--- START OF Input rows ---

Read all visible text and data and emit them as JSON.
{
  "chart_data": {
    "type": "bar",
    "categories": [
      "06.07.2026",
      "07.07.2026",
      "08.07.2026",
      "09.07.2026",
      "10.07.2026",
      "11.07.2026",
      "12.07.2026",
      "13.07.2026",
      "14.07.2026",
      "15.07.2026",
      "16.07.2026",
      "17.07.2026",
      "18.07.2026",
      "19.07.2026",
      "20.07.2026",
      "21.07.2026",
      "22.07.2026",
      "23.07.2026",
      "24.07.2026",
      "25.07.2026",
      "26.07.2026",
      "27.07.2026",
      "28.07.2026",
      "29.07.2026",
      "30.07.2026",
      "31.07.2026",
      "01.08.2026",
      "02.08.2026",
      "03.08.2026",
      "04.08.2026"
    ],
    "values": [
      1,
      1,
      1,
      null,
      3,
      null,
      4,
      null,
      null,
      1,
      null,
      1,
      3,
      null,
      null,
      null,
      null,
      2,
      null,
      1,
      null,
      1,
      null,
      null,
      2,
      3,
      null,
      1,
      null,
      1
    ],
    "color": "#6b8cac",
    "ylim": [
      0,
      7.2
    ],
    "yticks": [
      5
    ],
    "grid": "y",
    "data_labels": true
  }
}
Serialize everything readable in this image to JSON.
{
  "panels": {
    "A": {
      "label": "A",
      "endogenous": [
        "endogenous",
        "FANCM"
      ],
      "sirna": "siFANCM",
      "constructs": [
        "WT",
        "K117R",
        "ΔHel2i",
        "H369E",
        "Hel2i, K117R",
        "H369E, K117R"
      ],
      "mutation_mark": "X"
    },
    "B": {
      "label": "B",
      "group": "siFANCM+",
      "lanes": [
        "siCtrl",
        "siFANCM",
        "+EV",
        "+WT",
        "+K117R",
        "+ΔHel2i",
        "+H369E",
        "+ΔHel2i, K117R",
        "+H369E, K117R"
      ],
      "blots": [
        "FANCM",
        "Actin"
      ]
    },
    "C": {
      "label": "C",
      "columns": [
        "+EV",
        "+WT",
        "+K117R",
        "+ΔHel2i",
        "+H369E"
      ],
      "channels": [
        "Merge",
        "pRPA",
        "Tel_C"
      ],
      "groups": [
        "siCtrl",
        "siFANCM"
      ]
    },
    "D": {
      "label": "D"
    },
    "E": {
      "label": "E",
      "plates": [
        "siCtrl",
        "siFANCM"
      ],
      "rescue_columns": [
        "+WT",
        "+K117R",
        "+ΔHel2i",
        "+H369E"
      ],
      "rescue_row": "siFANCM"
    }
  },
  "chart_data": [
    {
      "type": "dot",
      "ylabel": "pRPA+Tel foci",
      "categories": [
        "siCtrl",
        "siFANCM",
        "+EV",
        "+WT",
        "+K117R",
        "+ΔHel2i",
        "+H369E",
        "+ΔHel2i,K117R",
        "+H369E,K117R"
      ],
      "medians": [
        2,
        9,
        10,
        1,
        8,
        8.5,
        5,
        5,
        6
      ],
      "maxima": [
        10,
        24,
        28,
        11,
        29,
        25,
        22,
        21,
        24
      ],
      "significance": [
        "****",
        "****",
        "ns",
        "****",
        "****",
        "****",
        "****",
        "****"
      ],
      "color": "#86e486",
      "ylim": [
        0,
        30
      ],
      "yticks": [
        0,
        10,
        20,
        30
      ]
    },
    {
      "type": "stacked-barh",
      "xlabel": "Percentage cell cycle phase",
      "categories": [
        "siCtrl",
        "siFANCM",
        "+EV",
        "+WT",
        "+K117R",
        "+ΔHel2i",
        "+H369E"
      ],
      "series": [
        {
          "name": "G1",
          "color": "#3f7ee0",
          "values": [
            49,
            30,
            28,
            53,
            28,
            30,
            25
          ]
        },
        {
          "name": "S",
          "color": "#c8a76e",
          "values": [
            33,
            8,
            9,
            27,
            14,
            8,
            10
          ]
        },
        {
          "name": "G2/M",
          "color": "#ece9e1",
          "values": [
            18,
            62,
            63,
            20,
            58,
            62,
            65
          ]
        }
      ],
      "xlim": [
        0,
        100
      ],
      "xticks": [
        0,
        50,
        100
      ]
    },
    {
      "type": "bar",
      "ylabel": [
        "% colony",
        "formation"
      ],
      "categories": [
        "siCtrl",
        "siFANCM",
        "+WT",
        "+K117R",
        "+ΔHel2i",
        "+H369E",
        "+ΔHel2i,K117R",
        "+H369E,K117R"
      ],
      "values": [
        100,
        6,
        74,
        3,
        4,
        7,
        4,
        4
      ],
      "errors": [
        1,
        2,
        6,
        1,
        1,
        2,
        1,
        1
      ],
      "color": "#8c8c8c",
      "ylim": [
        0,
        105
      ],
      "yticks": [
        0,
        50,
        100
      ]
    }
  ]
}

--- END OF Input rows ---

Reproduce each line holding the word "type".

Output for this exercise:
    "type": "bar",
      "type": "dot",
      "type": "stacked-barh",
      "type": "bar",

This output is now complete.